Collect all lines from the listing that include the string "JSON".

| Records that describe figures |
□ □ □ □ □ □ □

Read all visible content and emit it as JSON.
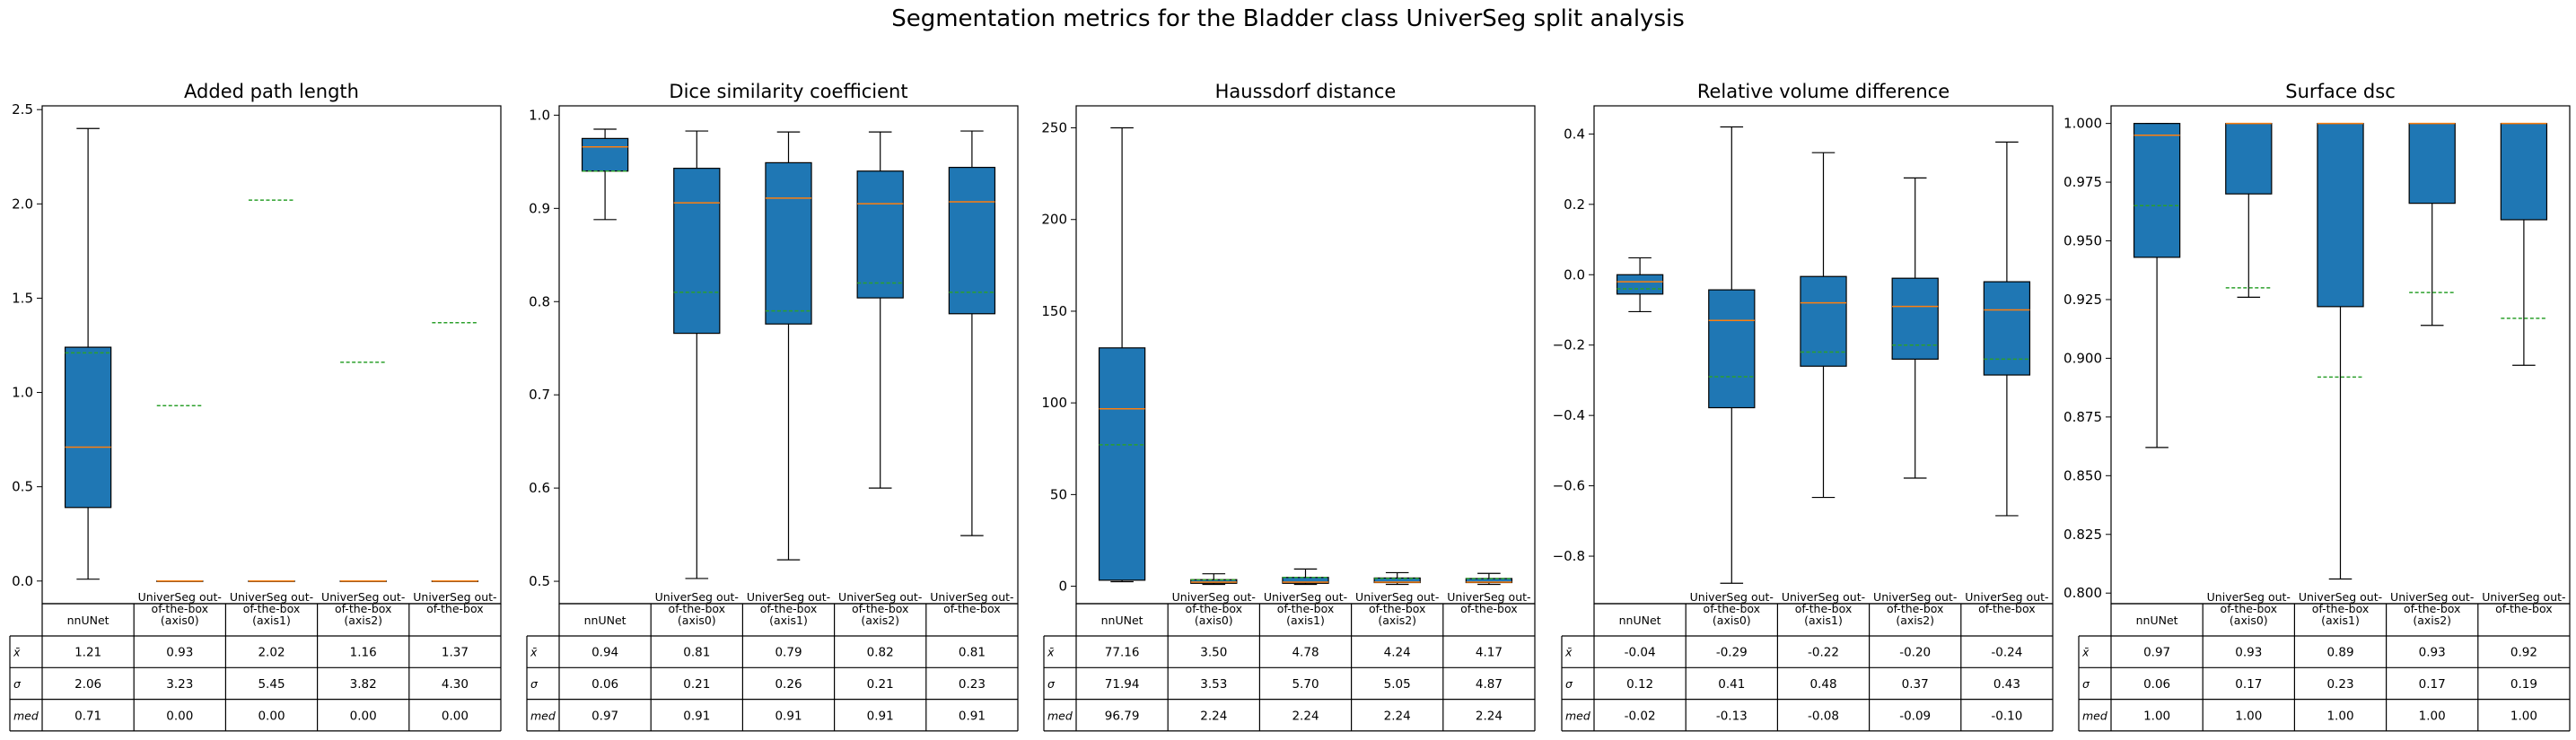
{
  "suptitle": "Segmentation metrics for the Bladder class UniverSeg split analysis",
  "column_labels": [
    "nnUNet",
    "UniverSeg out-\nof-the-box\n(axis0)",
    "UniverSeg out-\nof-the-box\n(axis1)",
    "UniverSeg out-\nof-the-box\n(axis2)",
    "UniverSeg out-\nof-the-box"
  ],
  "row_labels": [
    "x̄",
    "σ",
    "med"
  ],
  "colors": {
    "box_fill": "#1f77b4",
    "median": "#ff7f0e",
    "mean": "#2ca02c",
    "edge": "#000000"
  },
  "chart_data": [
    {
      "type": "box",
      "title": "Added path length",
      "ylim": [
        -0.12,
        2.52
      ],
      "yticks": [
        "0.0",
        "0.5",
        "1.0",
        "1.5",
        "2.0",
        "2.5"
      ],
      "ytick_values": [
        0,
        0.5,
        1.0,
        1.5,
        2.0,
        2.5
      ],
      "categories": [
        "nnUNet",
        "UniverSeg out-of-the-box (axis0)",
        "UniverSeg out-of-the-box (axis1)",
        "UniverSeg out-of-the-box (axis2)",
        "UniverSeg out-of-the-box"
      ],
      "boxes": [
        {
          "whislo": 0.01,
          "q1": 0.39,
          "med": 0.71,
          "q3": 1.24,
          "whishi": 2.4,
          "mean": 1.21
        },
        {
          "whislo": 0.0,
          "q1": 0.0,
          "med": 0.0,
          "q3": 0.0,
          "whishi": 0.0,
          "mean": 0.93
        },
        {
          "whislo": 0.0,
          "q1": 0.0,
          "med": 0.0,
          "q3": 0.0,
          "whishi": 0.0,
          "mean": 2.02
        },
        {
          "whislo": 0.0,
          "q1": 0.0,
          "med": 0.0,
          "q3": 0.0,
          "whishi": 0.0,
          "mean": 1.16
        },
        {
          "whislo": 0.0,
          "q1": 0.0,
          "med": 0.0,
          "q3": 0.0,
          "whishi": 0.0,
          "mean": 1.37
        }
      ],
      "table": [
        [
          "1.21",
          "0.93",
          "2.02",
          "1.16",
          "1.37"
        ],
        [
          "2.06",
          "3.23",
          "5.45",
          "3.82",
          "4.30"
        ],
        [
          "0.71",
          "0.00",
          "0.00",
          "0.00",
          "0.00"
        ]
      ]
    },
    {
      "type": "box",
      "title": "Dice similarity coefficient",
      "ylim": [
        0.476,
        1.01
      ],
      "yticks": [
        "0.5",
        "0.6",
        "0.7",
        "0.8",
        "0.9",
        "1.0"
      ],
      "ytick_values": [
        0.5,
        0.6,
        0.7,
        0.8,
        0.9,
        1.0
      ],
      "categories": [
        "nnUNet",
        "UniverSeg out-of-the-box (axis0)",
        "UniverSeg out-of-the-box (axis1)",
        "UniverSeg out-of-the-box (axis2)",
        "UniverSeg out-of-the-box"
      ],
      "boxes": [
        {
          "whislo": 0.888,
          "q1": 0.94,
          "med": 0.966,
          "q3": 0.975,
          "whishi": 0.985,
          "mean": 0.94
        },
        {
          "whislo": 0.503,
          "q1": 0.766,
          "med": 0.906,
          "q3": 0.943,
          "whishi": 0.983,
          "mean": 0.81
        },
        {
          "whislo": 0.523,
          "q1": 0.776,
          "med": 0.911,
          "q3": 0.949,
          "whishi": 0.982,
          "mean": 0.79
        },
        {
          "whislo": 0.6,
          "q1": 0.804,
          "med": 0.905,
          "q3": 0.94,
          "whishi": 0.982,
          "mean": 0.82
        },
        {
          "whislo": 0.549,
          "q1": 0.787,
          "med": 0.907,
          "q3": 0.944,
          "whishi": 0.983,
          "mean": 0.81
        }
      ],
      "table": [
        [
          "0.94",
          "0.81",
          "0.79",
          "0.82",
          "0.81"
        ],
        [
          "0.06",
          "0.21",
          "0.26",
          "0.21",
          "0.23"
        ],
        [
          "0.97",
          "0.91",
          "0.91",
          "0.91",
          "0.91"
        ]
      ]
    },
    {
      "type": "box",
      "title": "Haussdorf distance",
      "ylim": [
        -9.5,
        262
      ],
      "yticks": [
        "0",
        "50",
        "100",
        "150",
        "200",
        "250"
      ],
      "ytick_values": [
        0,
        50,
        100,
        150,
        200,
        250
      ],
      "categories": [
        "nnUNet",
        "UniverSeg out-of-the-box (axis0)",
        "UniverSeg out-of-the-box (axis1)",
        "UniverSeg out-of-the-box (axis2)",
        "UniverSeg out-of-the-box"
      ],
      "boxes": [
        {
          "whislo": 2.5,
          "q1": 3.3,
          "med": 96.79,
          "q3": 130.0,
          "whishi": 250.0,
          "mean": 77.16
        },
        {
          "whislo": 1.0,
          "q1": 1.6,
          "med": 2.24,
          "q3": 3.6,
          "whishi": 6.8,
          "mean": 3.5
        },
        {
          "whislo": 1.0,
          "q1": 1.6,
          "med": 2.24,
          "q3": 4.8,
          "whishi": 9.4,
          "mean": 4.78
        },
        {
          "whislo": 1.0,
          "q1": 2.0,
          "med": 2.24,
          "q3": 4.5,
          "whishi": 7.4,
          "mean": 4.24
        },
        {
          "whislo": 1.0,
          "q1": 2.0,
          "med": 2.24,
          "q3": 4.2,
          "whishi": 7.0,
          "mean": 4.17
        }
      ],
      "table": [
        [
          "77.16",
          "3.50",
          "4.78",
          "4.24",
          "4.17"
        ],
        [
          "71.94",
          "3.53",
          "5.70",
          "5.05",
          "4.87"
        ],
        [
          "96.79",
          "2.24",
          "2.24",
          "2.24",
          "2.24"
        ]
      ]
    },
    {
      "type": "box",
      "title": "Relative volume difference",
      "ylim": [
        -0.935,
        0.48
      ],
      "yticks": [
        "−0.8",
        "−0.6",
        "−0.4",
        "−0.2",
        "0.0",
        "0.2",
        "0.4"
      ],
      "ytick_values": [
        -0.8,
        -0.6,
        -0.4,
        -0.2,
        0.0,
        0.2,
        0.4
      ],
      "categories": [
        "nnUNet",
        "UniverSeg out-of-the-box (axis0)",
        "UniverSeg out-of-the-box (axis1)",
        "UniverSeg out-of-the-box (axis2)",
        "UniverSeg out-of-the-box"
      ],
      "boxes": [
        {
          "whislo": -0.105,
          "q1": -0.055,
          "med": -0.02,
          "q3": 0.0,
          "whishi": 0.048,
          "mean": -0.04
        },
        {
          "whislo": -0.877,
          "q1": -0.378,
          "med": -0.13,
          "q3": -0.043,
          "whishi": 0.42,
          "mean": -0.29
        },
        {
          "whislo": -0.633,
          "q1": -0.26,
          "med": -0.08,
          "q3": -0.005,
          "whishi": 0.347,
          "mean": -0.22
        },
        {
          "whislo": -0.578,
          "q1": -0.24,
          "med": -0.09,
          "q3": -0.01,
          "whishi": 0.275,
          "mean": -0.2
        },
        {
          "whislo": -0.685,
          "q1": -0.285,
          "med": -0.1,
          "q3": -0.02,
          "whishi": 0.377,
          "mean": -0.24
        }
      ],
      "table": [
        [
          "-0.04",
          "-0.29",
          "-0.22",
          "-0.20",
          "-0.24"
        ],
        [
          "0.12",
          "0.41",
          "0.48",
          "0.37",
          "0.43"
        ],
        [
          "-0.02",
          "-0.13",
          "-0.08",
          "-0.09",
          "-0.10"
        ]
      ]
    },
    {
      "type": "box",
      "title": "Surface dsc",
      "ylim": [
        0.7955,
        1.0075
      ],
      "yticks": [
        "0.800",
        "0.825",
        "0.850",
        "0.875",
        "0.900",
        "0.925",
        "0.950",
        "0.975",
        "1.000"
      ],
      "ytick_values": [
        0.8,
        0.825,
        0.85,
        0.875,
        0.9,
        0.925,
        0.95,
        0.975,
        1.0
      ],
      "categories": [
        "nnUNet",
        "UniverSeg out-of-the-box (axis0)",
        "UniverSeg out-of-the-box (axis1)",
        "UniverSeg out-of-the-box (axis2)",
        "UniverSeg out-of-the-box"
      ],
      "boxes": [
        {
          "whislo": 0.862,
          "q1": 0.943,
          "med": 0.995,
          "q3": 1.0,
          "whishi": 1.0,
          "mean": 0.965
        },
        {
          "whislo": 0.926,
          "q1": 0.97,
          "med": 1.0,
          "q3": 1.0,
          "whishi": 1.0,
          "mean": 0.93
        },
        {
          "whislo": 0.806,
          "q1": 0.922,
          "med": 1.0,
          "q3": 1.0,
          "whishi": 1.0,
          "mean": 0.892
        },
        {
          "whislo": 0.914,
          "q1": 0.966,
          "med": 1.0,
          "q3": 1.0,
          "whishi": 1.0,
          "mean": 0.928
        },
        {
          "whislo": 0.897,
          "q1": 0.959,
          "med": 1.0,
          "q3": 1.0,
          "whishi": 1.0,
          "mean": 0.917
        }
      ],
      "table": [
        [
          "0.97",
          "0.93",
          "0.89",
          "0.93",
          "0.92"
        ],
        [
          "0.06",
          "0.17",
          "0.23",
          "0.17",
          "0.19"
        ],
        [
          "1.00",
          "1.00",
          "1.00",
          "1.00",
          "1.00"
        ]
      ]
    }
  ]
}
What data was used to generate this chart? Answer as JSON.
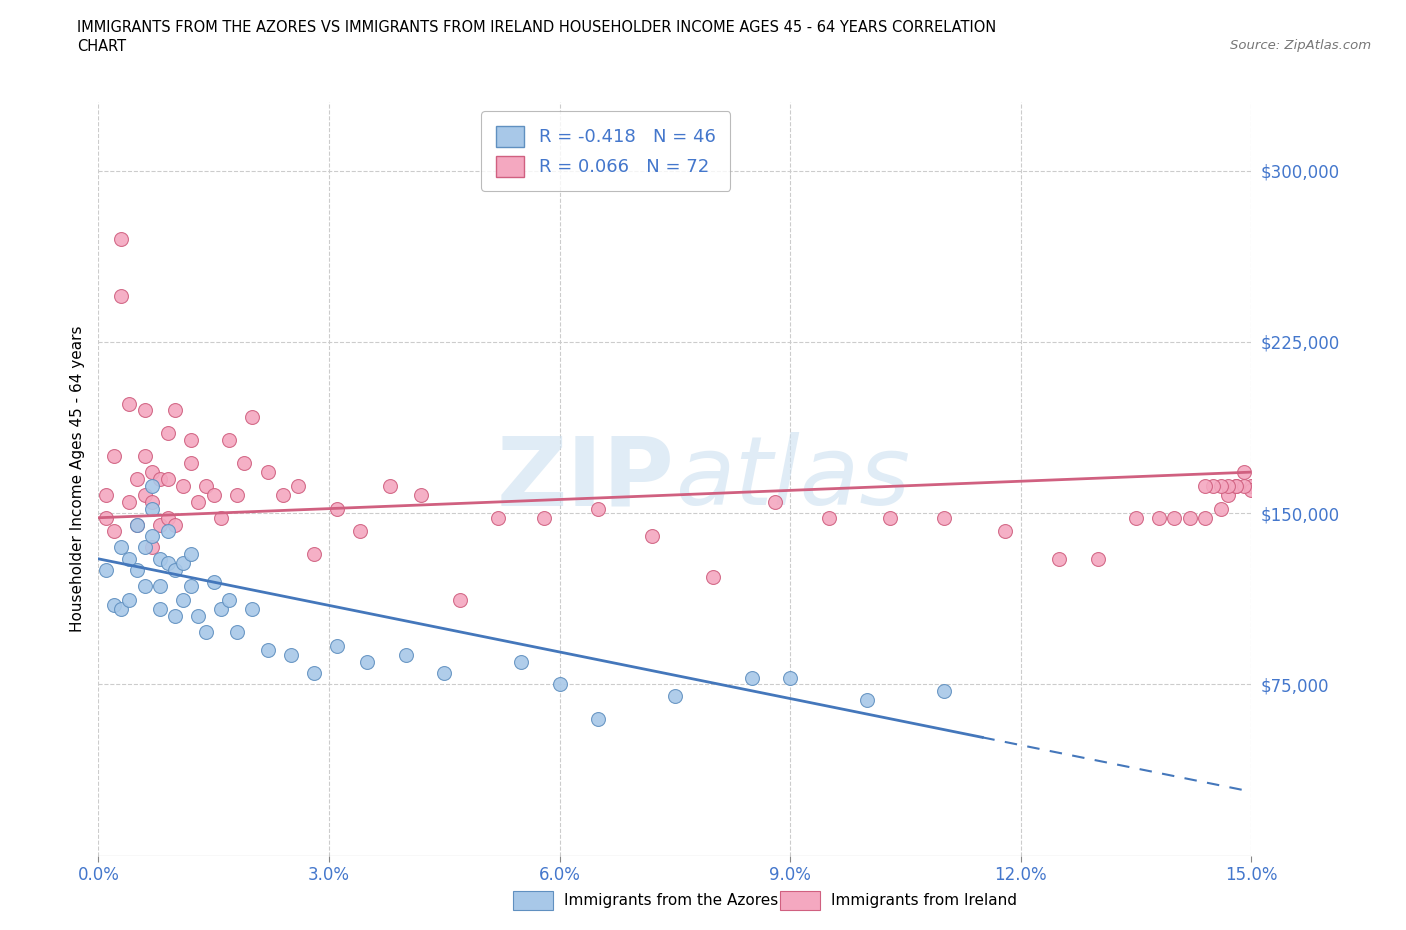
{
  "title_line1": "IMMIGRANTS FROM THE AZORES VS IMMIGRANTS FROM IRELAND HOUSEHOLDER INCOME AGES 45 - 64 YEARS CORRELATION",
  "title_line2": "CHART",
  "source": "Source: ZipAtlas.com",
  "ylabel": "Householder Income Ages 45 - 64 years",
  "legend_label_blue": "Immigrants from the Azores",
  "legend_label_pink": "Immigrants from Ireland",
  "R_blue": -0.418,
  "N_blue": 46,
  "R_pink": 0.066,
  "N_pink": 72,
  "color_blue": "#a8c8e8",
  "color_blue_edge": "#6090c0",
  "color_pink": "#f4a8c0",
  "color_pink_edge": "#d06080",
  "line_color_blue": "#4477bb",
  "line_color_pink": "#d06080",
  "text_color": "#4477cc",
  "watermark_color": "#cce0f0",
  "xlim": [
    0.0,
    0.15
  ],
  "ylim": [
    0,
    330000
  ],
  "yticks": [
    75000,
    150000,
    225000,
    300000
  ],
  "ytick_labels": [
    "$75,000",
    "$150,000",
    "$225,000",
    "$300,000"
  ],
  "xticks": [
    0.0,
    0.03,
    0.06,
    0.09,
    0.12,
    0.15
  ],
  "xtick_labels": [
    "0.0%",
    "3.0%",
    "6.0%",
    "9.0%",
    "12.0%",
    "15.0%"
  ],
  "grid_color": "#cccccc",
  "blue_x": [
    0.001,
    0.002,
    0.003,
    0.003,
    0.004,
    0.004,
    0.005,
    0.005,
    0.006,
    0.006,
    0.007,
    0.007,
    0.007,
    0.008,
    0.008,
    0.008,
    0.009,
    0.009,
    0.01,
    0.01,
    0.011,
    0.011,
    0.012,
    0.012,
    0.013,
    0.014,
    0.015,
    0.016,
    0.017,
    0.018,
    0.02,
    0.022,
    0.025,
    0.028,
    0.031,
    0.035,
    0.04,
    0.045,
    0.055,
    0.06,
    0.065,
    0.075,
    0.085,
    0.09,
    0.1,
    0.11
  ],
  "blue_y": [
    125000,
    110000,
    135000,
    108000,
    130000,
    112000,
    145000,
    125000,
    135000,
    118000,
    162000,
    152000,
    140000,
    130000,
    118000,
    108000,
    142000,
    128000,
    125000,
    105000,
    128000,
    112000,
    132000,
    118000,
    105000,
    98000,
    120000,
    108000,
    112000,
    98000,
    108000,
    90000,
    88000,
    80000,
    92000,
    85000,
    88000,
    80000,
    85000,
    75000,
    60000,
    70000,
    78000,
    78000,
    68000,
    72000
  ],
  "pink_x": [
    0.001,
    0.001,
    0.002,
    0.002,
    0.003,
    0.003,
    0.004,
    0.004,
    0.005,
    0.005,
    0.006,
    0.006,
    0.006,
    0.007,
    0.007,
    0.007,
    0.008,
    0.008,
    0.009,
    0.009,
    0.009,
    0.01,
    0.01,
    0.011,
    0.012,
    0.012,
    0.013,
    0.014,
    0.015,
    0.016,
    0.017,
    0.018,
    0.019,
    0.02,
    0.022,
    0.024,
    0.026,
    0.028,
    0.031,
    0.034,
    0.038,
    0.042,
    0.047,
    0.052,
    0.058,
    0.065,
    0.072,
    0.08,
    0.088,
    0.095,
    0.103,
    0.11,
    0.118,
    0.125,
    0.13,
    0.135,
    0.138,
    0.14,
    0.142,
    0.144,
    0.146,
    0.147,
    0.148,
    0.149,
    0.15,
    0.15,
    0.149,
    0.148,
    0.147,
    0.146,
    0.145,
    0.144
  ],
  "pink_y": [
    158000,
    148000,
    175000,
    142000,
    245000,
    270000,
    198000,
    155000,
    165000,
    145000,
    158000,
    175000,
    195000,
    168000,
    155000,
    135000,
    165000,
    145000,
    185000,
    165000,
    148000,
    195000,
    145000,
    162000,
    182000,
    172000,
    155000,
    162000,
    158000,
    148000,
    182000,
    158000,
    172000,
    192000,
    168000,
    158000,
    162000,
    132000,
    152000,
    142000,
    162000,
    158000,
    112000,
    148000,
    148000,
    152000,
    140000,
    122000,
    155000,
    148000,
    148000,
    148000,
    142000,
    130000,
    130000,
    148000,
    148000,
    148000,
    148000,
    148000,
    152000,
    158000,
    162000,
    168000,
    162000,
    160000,
    162000,
    162000,
    162000,
    162000,
    162000,
    162000
  ],
  "blue_trend_x0": 0.0,
  "blue_trend_y0": 130000,
  "blue_trend_x1": 0.15,
  "blue_trend_y1": 28000,
  "pink_trend_x0": 0.0,
  "pink_trend_y0": 148000,
  "pink_trend_x1": 0.15,
  "pink_trend_y1": 168000
}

□ □ □ □ □ □ □

| Problem solution |
Read all visible content and emit it as JSON.
What data was used to generate this chart? Answer as JSON.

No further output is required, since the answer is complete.